— BEGIN RECORDED INFORMATION —

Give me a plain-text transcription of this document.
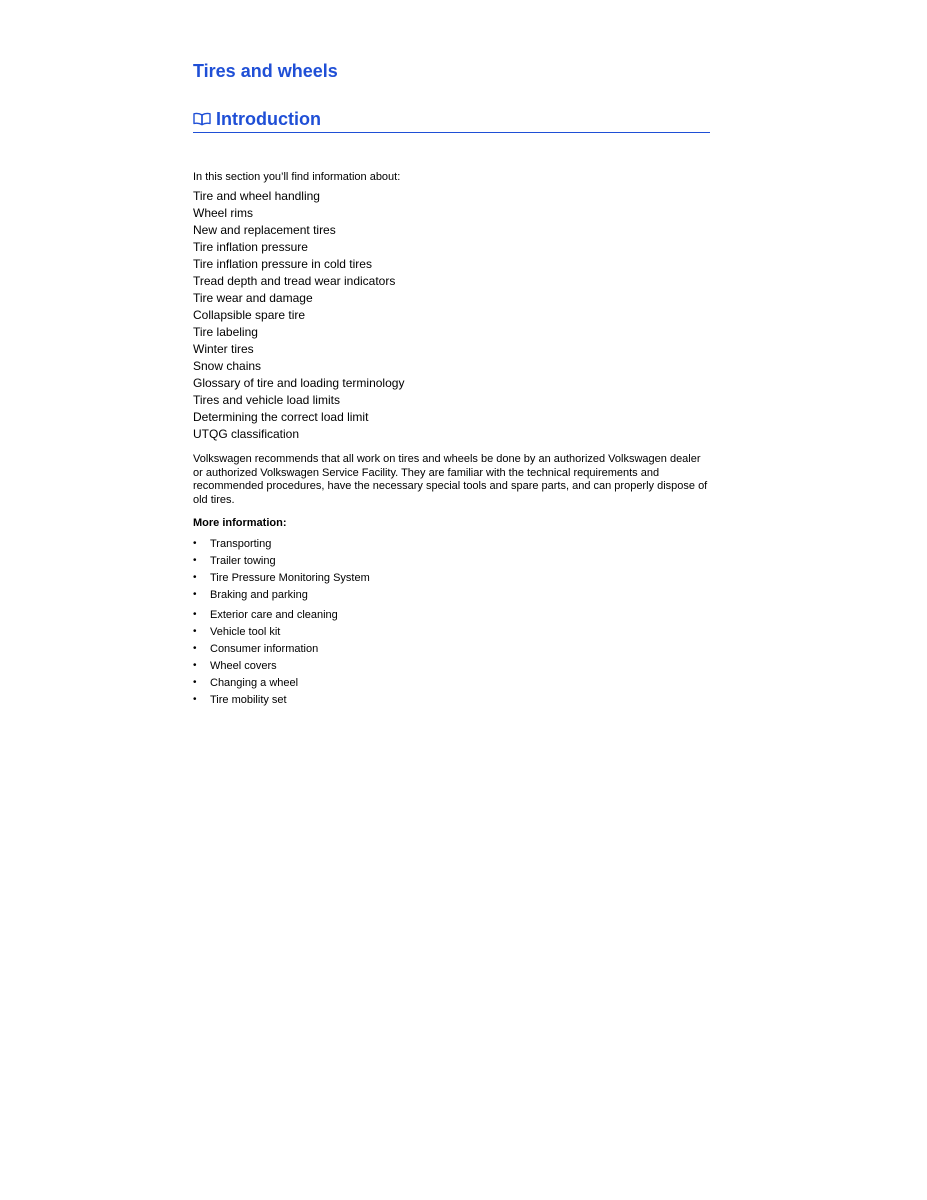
Tires and wheels
Introduction
In this section you’ll find information about:
Tire and wheel handling
Wheel rims
New and replacement tires
Tire inflation pressure
Tire inflation pressure in cold tires
Tread depth and tread wear indicators
Tire wear and damage
Collapsible spare tire
Tire labeling
Winter tires
Snow chains
Glossary of tire and loading terminology
Tires and vehicle load limits
Determining the correct load limit
UTQG classification
Volkswagen recommends that all work on tires and wheels be done by an authorized Volkswagen dealer or authorized Volkswagen Service Facility. They are familiar with the technical requirements and recommended procedures, have the necessary special tools and spare parts, and can properly dispose of old tires.
More information:
• Transporting
• Trailer towing
• Tire Pressure Monitoring System
• Braking and parking
• Exterior care and cleaning
• Vehicle tool kit
• Consumer information
• Wheel covers
• Changing a wheel
• Tire mobility set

— END RECORDED INFORMATION —

[SET PROBLEM]
Output the data exactly. Pictures don't belong in the result.

[TASK RESPONSE]
Give me a plain-text transcription of this document.
Tires and wheels
Introduction
In this section you’ll find information about:
Tire and wheel handling
Wheel rims
New and replacement tires
Tire inflation pressure
Tire inflation pressure in cold tires
Tread depth and tread wear indicators
Tire wear and damage
Collapsible spare tire
Tire labeling
Winter tires
Snow chains
Glossary of tire and loading terminology
Tires and vehicle load limits
Determining the correct load limit
UTQG classification
Volkswagen recommends that all work on tires and wheels be done by an authorized Volkswagen dealer or authorized Volkswagen Service Facility. They are familiar with the technical requirements and recommended procedures, have the necessary special tools and spare parts, and can properly dispose of old tires.
More information:
• Transporting
• Trailer towing
• Tire Pressure Monitoring System
• Braking and parking
• Exterior care and cleaning
• Vehicle tool kit
• Consumer information
• Wheel covers
• Changing a wheel
• Tire mobility set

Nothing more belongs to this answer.